INPUT FOR THIS TASK:

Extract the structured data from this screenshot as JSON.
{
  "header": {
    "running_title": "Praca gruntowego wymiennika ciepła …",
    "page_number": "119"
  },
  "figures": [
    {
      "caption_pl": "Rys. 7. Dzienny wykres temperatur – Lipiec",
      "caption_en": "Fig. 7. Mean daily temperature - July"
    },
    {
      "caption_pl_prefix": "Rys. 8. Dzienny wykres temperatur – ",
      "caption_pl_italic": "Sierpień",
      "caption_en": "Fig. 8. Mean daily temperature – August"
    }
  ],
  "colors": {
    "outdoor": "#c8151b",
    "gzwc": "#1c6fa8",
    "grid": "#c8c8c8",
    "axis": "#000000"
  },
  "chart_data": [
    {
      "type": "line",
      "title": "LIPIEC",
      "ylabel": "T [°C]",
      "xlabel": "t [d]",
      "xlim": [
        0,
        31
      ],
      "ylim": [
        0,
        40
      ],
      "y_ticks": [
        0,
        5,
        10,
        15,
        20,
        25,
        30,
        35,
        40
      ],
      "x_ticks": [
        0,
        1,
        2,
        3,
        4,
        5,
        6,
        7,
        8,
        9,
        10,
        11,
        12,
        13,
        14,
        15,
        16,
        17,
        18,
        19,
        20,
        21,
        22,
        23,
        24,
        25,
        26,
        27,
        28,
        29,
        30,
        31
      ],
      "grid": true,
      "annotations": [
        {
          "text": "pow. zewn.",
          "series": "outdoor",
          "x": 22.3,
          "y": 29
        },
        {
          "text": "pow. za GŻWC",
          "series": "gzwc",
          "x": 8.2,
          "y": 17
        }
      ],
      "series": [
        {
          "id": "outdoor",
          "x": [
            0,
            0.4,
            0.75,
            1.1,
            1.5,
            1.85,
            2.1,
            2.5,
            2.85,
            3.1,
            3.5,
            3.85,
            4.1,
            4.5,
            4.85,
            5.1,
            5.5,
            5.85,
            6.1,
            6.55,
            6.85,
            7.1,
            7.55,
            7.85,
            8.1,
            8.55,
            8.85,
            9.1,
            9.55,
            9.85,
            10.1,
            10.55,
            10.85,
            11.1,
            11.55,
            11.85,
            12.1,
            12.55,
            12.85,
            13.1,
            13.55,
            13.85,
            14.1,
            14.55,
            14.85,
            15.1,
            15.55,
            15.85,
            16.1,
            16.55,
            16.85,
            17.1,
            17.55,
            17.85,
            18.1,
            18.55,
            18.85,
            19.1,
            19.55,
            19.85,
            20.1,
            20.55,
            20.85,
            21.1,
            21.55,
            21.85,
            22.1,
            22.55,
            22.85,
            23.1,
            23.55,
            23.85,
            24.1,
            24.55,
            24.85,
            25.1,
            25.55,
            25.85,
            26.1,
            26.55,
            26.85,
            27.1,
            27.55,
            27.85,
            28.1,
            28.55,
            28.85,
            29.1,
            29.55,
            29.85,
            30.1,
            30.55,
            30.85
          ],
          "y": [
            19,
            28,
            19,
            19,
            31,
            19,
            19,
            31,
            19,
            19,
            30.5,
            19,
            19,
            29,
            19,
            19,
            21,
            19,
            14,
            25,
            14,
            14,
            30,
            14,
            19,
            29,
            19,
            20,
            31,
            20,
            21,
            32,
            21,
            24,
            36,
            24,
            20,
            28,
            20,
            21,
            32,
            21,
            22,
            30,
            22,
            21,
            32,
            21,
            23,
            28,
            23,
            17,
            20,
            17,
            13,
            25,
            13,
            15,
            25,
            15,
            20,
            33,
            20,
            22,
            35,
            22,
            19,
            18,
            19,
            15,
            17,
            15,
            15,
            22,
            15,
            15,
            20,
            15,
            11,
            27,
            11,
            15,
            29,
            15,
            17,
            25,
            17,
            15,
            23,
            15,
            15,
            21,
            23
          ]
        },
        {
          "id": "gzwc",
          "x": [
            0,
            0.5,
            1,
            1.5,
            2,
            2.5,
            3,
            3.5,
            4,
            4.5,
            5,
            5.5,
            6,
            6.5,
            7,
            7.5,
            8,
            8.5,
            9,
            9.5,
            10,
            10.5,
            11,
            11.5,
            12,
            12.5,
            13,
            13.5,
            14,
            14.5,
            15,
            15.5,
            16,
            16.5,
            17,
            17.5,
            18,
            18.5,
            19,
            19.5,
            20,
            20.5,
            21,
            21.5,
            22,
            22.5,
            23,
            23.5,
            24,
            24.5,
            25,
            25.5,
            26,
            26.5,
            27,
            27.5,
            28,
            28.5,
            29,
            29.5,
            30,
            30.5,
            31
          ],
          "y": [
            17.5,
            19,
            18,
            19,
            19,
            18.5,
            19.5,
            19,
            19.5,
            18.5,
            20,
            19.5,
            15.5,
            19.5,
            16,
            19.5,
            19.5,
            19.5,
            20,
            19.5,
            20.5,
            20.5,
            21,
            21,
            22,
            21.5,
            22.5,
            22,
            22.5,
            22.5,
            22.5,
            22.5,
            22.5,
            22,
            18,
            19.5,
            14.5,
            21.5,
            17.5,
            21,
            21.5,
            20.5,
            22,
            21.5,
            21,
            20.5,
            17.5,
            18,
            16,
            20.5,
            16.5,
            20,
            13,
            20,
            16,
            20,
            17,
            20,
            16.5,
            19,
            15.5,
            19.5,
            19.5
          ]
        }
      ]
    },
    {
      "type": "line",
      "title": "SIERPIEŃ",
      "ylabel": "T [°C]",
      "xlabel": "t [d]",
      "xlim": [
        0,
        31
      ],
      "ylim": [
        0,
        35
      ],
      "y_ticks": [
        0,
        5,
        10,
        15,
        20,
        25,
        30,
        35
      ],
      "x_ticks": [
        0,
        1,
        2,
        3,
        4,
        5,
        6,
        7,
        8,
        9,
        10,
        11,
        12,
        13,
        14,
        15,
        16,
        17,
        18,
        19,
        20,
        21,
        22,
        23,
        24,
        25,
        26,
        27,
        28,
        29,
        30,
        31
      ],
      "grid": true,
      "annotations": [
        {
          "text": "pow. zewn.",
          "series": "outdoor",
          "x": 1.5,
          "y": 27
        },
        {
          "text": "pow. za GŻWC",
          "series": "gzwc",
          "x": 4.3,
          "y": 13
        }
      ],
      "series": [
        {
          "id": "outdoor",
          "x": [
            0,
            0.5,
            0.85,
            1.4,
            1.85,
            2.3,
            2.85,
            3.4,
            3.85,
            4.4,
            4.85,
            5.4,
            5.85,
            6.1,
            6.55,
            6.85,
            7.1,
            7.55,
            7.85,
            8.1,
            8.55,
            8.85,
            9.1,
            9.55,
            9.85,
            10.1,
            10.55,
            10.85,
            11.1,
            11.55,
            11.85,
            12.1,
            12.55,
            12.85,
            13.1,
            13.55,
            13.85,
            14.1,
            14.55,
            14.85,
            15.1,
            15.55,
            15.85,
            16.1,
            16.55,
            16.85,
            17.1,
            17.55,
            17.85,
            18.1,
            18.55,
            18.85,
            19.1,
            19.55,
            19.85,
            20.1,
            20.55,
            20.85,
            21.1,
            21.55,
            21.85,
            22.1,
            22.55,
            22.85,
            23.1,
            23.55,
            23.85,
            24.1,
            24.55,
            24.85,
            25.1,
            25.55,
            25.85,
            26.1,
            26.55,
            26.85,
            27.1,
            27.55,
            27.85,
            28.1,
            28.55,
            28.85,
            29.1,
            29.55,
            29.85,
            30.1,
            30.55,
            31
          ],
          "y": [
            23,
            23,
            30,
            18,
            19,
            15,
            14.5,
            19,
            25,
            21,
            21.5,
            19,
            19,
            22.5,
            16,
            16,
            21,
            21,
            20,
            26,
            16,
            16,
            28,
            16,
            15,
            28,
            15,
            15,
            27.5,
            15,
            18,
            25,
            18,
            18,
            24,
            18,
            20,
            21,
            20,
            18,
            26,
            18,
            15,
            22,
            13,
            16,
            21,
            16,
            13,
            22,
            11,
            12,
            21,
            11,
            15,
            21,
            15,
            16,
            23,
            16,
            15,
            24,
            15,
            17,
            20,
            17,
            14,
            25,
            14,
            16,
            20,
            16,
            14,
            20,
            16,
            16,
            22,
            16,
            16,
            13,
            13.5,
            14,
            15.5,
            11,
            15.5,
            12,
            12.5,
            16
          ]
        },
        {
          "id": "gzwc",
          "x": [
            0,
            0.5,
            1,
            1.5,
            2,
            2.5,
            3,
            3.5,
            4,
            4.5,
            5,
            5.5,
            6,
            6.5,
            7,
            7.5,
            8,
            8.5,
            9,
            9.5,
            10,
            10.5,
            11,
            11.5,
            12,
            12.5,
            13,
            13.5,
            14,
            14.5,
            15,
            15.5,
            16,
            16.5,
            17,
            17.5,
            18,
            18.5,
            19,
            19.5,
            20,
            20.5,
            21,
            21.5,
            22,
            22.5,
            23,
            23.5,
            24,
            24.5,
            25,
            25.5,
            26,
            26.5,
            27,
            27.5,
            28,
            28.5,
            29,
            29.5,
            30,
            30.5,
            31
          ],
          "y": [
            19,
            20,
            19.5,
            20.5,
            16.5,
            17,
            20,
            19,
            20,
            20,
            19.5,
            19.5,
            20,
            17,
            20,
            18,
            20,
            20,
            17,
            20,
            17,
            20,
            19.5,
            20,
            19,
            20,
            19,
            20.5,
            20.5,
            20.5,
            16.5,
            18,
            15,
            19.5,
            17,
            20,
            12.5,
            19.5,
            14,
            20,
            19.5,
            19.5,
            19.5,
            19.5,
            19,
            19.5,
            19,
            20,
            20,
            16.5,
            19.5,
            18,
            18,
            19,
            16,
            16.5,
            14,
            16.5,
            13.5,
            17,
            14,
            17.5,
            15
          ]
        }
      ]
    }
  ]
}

GIVEN REQUEST: In the entries above, find each line with the string "Dzienny" and copy it.

EXPECTED ANSWER:
      "caption_pl": "Rys. 7. Dzienny wykres temperatur – Lipiec",
      "caption_pl_prefix": "Rys. 8. Dzienny wykres temperatur – ",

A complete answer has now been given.